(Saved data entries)
################

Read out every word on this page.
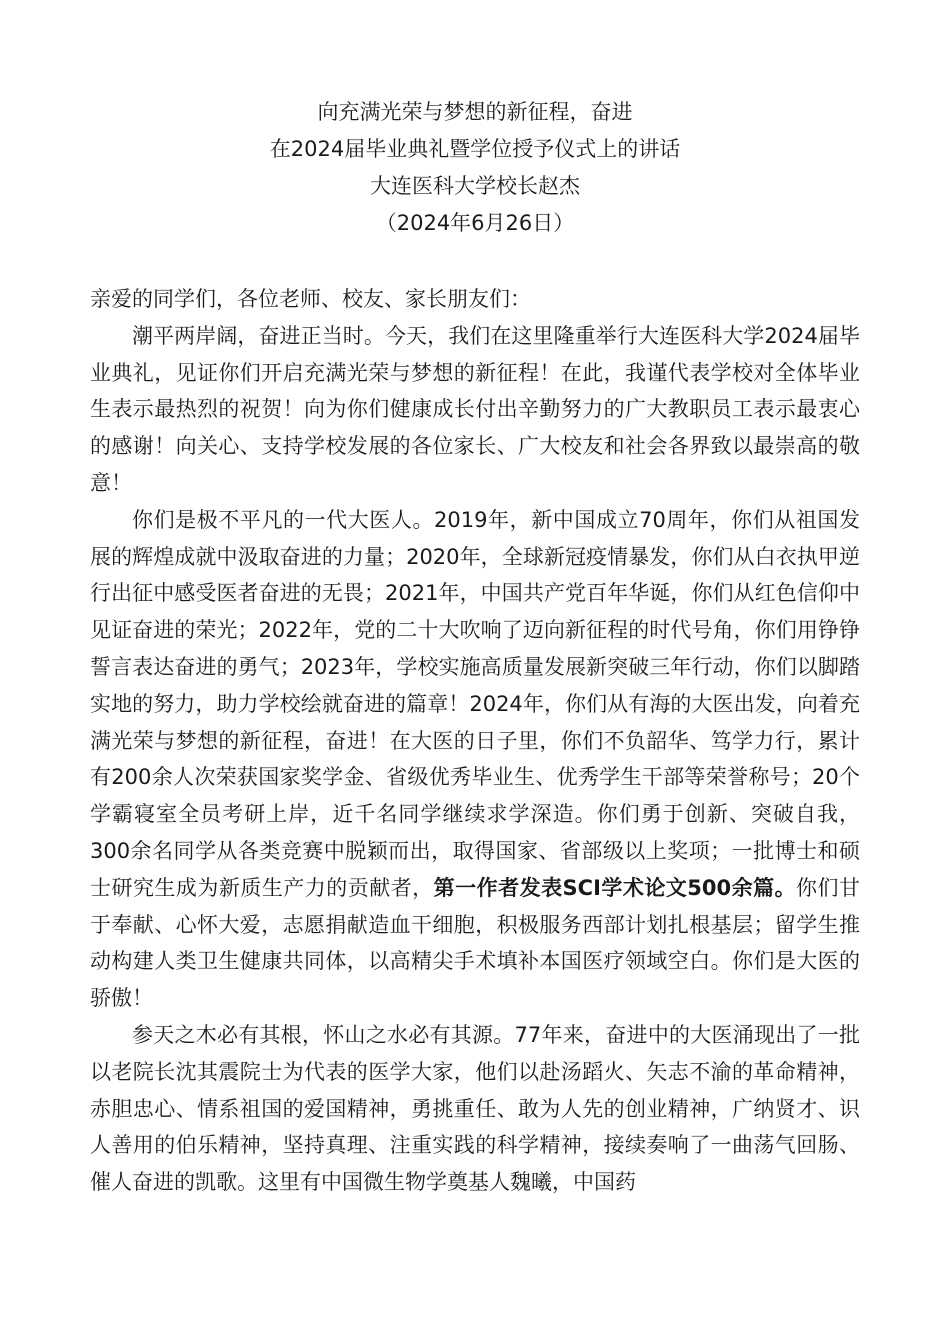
向充满光荣与梦想的新征程，奋进
在2024届毕业典礼暨学位授予仪式上的讲话
大连医科大学校长赵杰
（2024年6月26日）

亲爱的同学们，各位老师、校友、家长朋友们：

潮平两岸阔，奋进正当时。今天，我们在这里隆重举行大连医科大学2024届毕业典礼，见证你们开启充满光荣与梦想的新征程！在此，我谨代表学校对全体毕业生表示最热烈的祝贺！向为你们健康成长付出辛勤努力的广大教职员工表示最衷心的感谢！向关心、支持学校发展的各位家长、广大校友和社会各界致以最崇高的敬意！

你们是极不平凡的一代大医人。2019年，新中国成立70周年，你们从祖国发展的辉煌成就中汲取奋进的力量；2020年，全球新冠疫情暴发，你们从白衣执甲逆行出征中感受医者奋进的无畏；2021年，中国共产党百年华诞，你们从红色信仰中见证奋进的荣光；2022年，党的二十大吹响了迈向新征程的时代号角，你们用铮铮誓言表达奋进的勇气；2023年，学校实施高质量发展新突破三年行动，你们以脚踏实地的努力，助力学校绘就奋进的篇章！2024年，你们从有海的大医出发，向着充满光荣与梦想的新征程，奋进！在大医的日子里，你们不负韶华、笃学力行，累计有200余人次荣获国家奖学金、省级优秀毕业生、优秀学生干部等荣誉称号；20个学霸寝室全员考研上岸，近千名同学继续求学深造。你们勇于创新、突破自我，300余名同学从各类竞赛中脱颖而出，取得国家、省部级以上奖项；一批博士和硕士研究生成为新质生产力的贡献者，第一作者发表SCI学术论文500余篇。你们甘于奉献、心怀大爱，志愿捐献造血干细胞，积极服务西部计划扎根基层；留学生推动构建人类卫生健康共同体，以高精尖手术填补本国医疗领域空白。你们是大医的骄傲！

参天之木必有其根，怀山之水必有其源。77年来，奋进中的大医涌现出了一批以老院长沈其震院士为代表的医学大家，他们以赴汤蹈火、矢志不渝的革命精神，赤胆忠心、情系祖国的爱国精神，勇挑重任、敢为人先的创业精神，广纳贤才、识人善用的伯乐精神，坚持真理、注重实践的科学精神，接续奏响了一曲荡气回肠、催人奋进的凯歌。这里有中国微生物学奠基人魏曦，中国药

################

TASK: Every entry above is to be set down exactly; the pictures are to be left out.

THE RESULT:
Read out every word on this page.
向充满光荣与梦想的新征程，奋进
在2024届毕业典礼暨学位授予仪式上的讲话
大连医科大学校长赵杰
（2024年6月26日）

亲爱的同学们，各位老师、校友、家长朋友们：

潮平两岸阔，奋进正当时。今天，我们在这里隆重举行大连医科大学2024届毕业典礼，见证你们开启充满光荣与梦想的新征程！在此，我谨代表学校对全体毕业生表示最热烈的祝贺！向为你们健康成长付出辛勤努力的广大教职员工表示最衷心的感谢！向关心、支持学校发展的各位家长、广大校友和社会各界致以最崇高的敬意！

你们是极不平凡的一代大医人。2019年，新中国成立70周年，你们从祖国发展的辉煌成就中汲取奋进的力量；2020年，全球新冠疫情暴发，你们从白衣执甲逆行出征中感受医者奋进的无畏；2021年，中国共产党百年华诞，你们从红色信仰中见证奋进的荣光；2022年，党的二十大吹响了迈向新征程的时代号角，你们用铮铮誓言表达奋进的勇气；2023年，学校实施高质量发展新突破三年行动，你们以脚踏实地的努力，助力学校绘就奋进的篇章！2024年，你们从有海的大医出发，向着充满光荣与梦想的新征程，奋进！在大医的日子里，你们不负韶华、笃学力行，累计有200余人次荣获国家奖学金、省级优秀毕业生、优秀学生干部等荣誉称号；20个学霸寝室全员考研上岸，近千名同学继续求学深造。你们勇于创新、突破自我，300余名同学从各类竞赛中脱颖而出，取得国家、省部级以上奖项；一批博士和硕士研究生成为新质生产力的贡献者，第一作者发表SCI学术论文500余篇。你们甘于奉献、心怀大爱，志愿捐献造血干细胞，积极服务西部计划扎根基层；留学生推动构建人类卫生健康共同体，以高精尖手术填补本国医疗领域空白。你们是大医的骄傲！

参天之木必有其根，怀山之水必有其源。77年来，奋进中的大医涌现出了一批以老院长沈其震院士为代表的医学大家，他们以赴汤蹈火、矢志不渝的革命精神，赤胆忠心、情系祖国的爱国精神，勇挑重任、敢为人先的创业精神，广纳贤才、识人善用的伯乐精神，坚持真理、注重实践的科学精神，接续奏响了一曲荡气回肠、催人奋进的凯歌。这里有中国微生物学奠基人魏曦，中国药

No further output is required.